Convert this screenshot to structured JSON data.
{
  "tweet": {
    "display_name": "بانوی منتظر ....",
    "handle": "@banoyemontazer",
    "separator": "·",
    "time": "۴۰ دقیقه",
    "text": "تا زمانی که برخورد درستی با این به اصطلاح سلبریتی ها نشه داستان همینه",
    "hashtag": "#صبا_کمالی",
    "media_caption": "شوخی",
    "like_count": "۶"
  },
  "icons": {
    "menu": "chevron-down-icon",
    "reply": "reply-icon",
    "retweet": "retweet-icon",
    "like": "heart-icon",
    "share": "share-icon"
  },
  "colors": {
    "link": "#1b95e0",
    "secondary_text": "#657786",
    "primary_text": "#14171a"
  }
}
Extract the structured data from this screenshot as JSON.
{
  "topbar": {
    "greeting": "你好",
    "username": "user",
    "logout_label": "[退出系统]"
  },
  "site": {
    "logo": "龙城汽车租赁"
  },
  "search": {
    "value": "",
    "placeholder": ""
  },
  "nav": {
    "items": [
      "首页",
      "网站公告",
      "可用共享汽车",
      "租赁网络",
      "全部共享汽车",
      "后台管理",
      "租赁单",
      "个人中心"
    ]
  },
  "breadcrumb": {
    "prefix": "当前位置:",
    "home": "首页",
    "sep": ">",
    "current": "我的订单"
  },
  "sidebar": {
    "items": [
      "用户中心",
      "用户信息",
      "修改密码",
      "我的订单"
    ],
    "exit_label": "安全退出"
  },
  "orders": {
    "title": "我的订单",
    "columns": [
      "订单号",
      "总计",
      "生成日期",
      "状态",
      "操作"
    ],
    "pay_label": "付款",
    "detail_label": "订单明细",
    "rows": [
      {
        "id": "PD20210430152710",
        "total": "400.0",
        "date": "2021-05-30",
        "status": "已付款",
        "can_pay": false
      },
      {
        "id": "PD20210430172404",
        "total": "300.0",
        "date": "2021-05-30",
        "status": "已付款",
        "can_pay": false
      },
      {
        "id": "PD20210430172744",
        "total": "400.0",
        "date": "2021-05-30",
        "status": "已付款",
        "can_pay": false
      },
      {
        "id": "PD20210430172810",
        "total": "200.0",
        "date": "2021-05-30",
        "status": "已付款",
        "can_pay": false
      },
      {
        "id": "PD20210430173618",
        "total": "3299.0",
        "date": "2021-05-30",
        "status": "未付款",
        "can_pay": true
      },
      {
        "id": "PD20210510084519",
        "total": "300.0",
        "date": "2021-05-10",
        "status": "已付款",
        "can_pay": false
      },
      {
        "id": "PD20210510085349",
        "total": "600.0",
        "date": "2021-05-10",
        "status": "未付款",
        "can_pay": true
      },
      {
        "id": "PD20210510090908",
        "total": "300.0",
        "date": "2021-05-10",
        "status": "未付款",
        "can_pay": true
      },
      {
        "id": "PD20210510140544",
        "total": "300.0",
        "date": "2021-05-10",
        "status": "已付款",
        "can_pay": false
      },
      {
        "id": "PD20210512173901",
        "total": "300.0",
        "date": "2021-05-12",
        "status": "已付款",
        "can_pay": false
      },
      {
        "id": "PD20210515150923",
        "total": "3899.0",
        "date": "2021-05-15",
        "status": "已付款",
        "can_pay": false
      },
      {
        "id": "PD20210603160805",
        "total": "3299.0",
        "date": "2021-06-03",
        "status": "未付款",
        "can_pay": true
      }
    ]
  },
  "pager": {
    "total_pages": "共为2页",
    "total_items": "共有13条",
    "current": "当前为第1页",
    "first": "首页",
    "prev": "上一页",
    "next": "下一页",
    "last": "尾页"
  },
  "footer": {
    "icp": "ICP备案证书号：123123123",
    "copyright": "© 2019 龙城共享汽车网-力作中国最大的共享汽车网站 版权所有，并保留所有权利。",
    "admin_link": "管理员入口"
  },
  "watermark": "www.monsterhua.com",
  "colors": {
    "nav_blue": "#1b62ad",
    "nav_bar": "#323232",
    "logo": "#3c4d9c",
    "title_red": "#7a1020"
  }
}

Exercise goal: Check every line in the material above for the string "this", then give only the number of lines that have it.

The answer: 2